**Task goal**. From the NaNoWriMo post below, extract the passage starting at "The above is" and ending at "of a novel.", reproducing it verbatim.

**Quoted text**.
* BEGIN *

NaNoWriMo Week 3: In Which I Fall Behind

Here I am on Week 3, and I have fallen behind — it’s always my goal to attempt to keep up with my regular writing commitments (journaling, blogging, reviews) while I’m doing NaNoWriMo, but if I have to choose, I choose my novel. November only comes once a year, after all.

This has been a rough week — I’ve been swamped with freelance work and stealing 45 minutes a day to novel anyway. That’s why my usual Monday blog post is appearing on … Thursday!

phases of novel writing

 

The above is a slide from the NaNoWriMo presentation I gave at two libraries at the beginning of the month. It’s to prepare novelists for the fact that almost EVERY person writing a novel feels like giving up in the middle. The beginner’s energy has worn out, and you realize you’ve actually got to get some sort of plot going … and then you have to resolve it. There’s a lot of pressure and confusion and, yes, despair, in the middle of a novel.

* END *

**Rows**.
* BEGIN *

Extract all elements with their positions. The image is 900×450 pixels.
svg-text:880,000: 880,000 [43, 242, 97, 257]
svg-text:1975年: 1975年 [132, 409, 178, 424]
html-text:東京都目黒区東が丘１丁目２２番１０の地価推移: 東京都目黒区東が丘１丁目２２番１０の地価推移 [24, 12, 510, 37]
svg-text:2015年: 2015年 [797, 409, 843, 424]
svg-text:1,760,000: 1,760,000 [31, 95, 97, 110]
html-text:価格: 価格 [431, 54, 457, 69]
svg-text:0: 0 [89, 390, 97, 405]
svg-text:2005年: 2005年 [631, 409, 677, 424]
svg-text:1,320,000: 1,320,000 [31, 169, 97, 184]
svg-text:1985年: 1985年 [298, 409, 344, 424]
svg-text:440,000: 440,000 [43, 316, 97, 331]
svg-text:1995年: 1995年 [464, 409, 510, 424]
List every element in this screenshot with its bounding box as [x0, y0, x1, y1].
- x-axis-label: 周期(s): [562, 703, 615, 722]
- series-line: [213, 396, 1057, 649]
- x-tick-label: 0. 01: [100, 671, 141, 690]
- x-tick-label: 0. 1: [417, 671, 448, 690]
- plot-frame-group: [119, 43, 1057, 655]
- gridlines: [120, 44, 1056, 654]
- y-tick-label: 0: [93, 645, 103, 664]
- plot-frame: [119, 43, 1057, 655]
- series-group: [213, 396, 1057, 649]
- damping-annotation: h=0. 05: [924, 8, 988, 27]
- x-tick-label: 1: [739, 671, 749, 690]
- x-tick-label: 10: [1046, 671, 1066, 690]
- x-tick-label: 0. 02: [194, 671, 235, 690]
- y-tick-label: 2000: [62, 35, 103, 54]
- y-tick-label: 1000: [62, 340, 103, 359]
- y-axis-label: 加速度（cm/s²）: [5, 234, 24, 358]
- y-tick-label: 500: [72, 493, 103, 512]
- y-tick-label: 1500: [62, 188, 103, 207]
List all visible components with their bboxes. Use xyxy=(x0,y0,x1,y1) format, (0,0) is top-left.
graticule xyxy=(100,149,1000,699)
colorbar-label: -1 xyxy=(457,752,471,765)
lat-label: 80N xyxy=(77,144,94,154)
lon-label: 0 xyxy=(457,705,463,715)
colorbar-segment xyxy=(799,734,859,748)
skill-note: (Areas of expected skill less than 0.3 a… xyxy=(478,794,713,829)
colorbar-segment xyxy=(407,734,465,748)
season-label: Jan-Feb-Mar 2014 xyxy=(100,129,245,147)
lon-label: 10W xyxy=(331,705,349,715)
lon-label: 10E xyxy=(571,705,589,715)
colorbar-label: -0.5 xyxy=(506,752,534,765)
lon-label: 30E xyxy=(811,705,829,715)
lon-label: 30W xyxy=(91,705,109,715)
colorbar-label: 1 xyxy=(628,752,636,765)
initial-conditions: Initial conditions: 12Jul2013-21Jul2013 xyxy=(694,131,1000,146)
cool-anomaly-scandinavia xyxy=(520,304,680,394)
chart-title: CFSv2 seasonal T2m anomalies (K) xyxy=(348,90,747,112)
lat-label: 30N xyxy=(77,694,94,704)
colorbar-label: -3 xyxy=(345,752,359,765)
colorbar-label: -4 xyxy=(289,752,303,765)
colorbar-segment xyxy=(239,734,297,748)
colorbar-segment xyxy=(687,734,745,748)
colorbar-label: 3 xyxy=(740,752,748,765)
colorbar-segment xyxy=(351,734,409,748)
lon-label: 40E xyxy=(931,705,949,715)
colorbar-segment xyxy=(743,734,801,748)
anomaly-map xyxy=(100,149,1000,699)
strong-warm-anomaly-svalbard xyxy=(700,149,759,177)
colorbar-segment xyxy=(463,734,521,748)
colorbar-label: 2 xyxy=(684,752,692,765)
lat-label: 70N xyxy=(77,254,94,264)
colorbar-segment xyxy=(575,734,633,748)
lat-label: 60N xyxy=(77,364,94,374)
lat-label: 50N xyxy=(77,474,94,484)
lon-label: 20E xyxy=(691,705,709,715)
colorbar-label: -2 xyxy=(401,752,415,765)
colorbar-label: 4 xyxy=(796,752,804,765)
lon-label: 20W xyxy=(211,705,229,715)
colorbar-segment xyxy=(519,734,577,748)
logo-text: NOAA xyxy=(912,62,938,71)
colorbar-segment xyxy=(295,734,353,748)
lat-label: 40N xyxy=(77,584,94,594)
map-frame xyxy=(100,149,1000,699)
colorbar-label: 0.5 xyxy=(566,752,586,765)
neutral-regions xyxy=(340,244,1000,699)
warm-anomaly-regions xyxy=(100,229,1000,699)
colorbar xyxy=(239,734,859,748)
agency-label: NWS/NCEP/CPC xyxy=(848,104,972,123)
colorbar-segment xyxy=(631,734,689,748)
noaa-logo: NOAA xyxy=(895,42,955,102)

* END *

**Complete response**.
The above is a slide from the NaNoWriMo presentation I gave at two libraries at the beginning of the month. It’s to prepare novelists for the fact that almost EVERY person writing a novel feels like giving up in the middle. The beginner’s energy has worn out, and you realize you’ve actually got to get some sort of plot going … and then you have to resolve it. There’s a lot of pressure and confusion and, yes, despair, in the middle of a novel.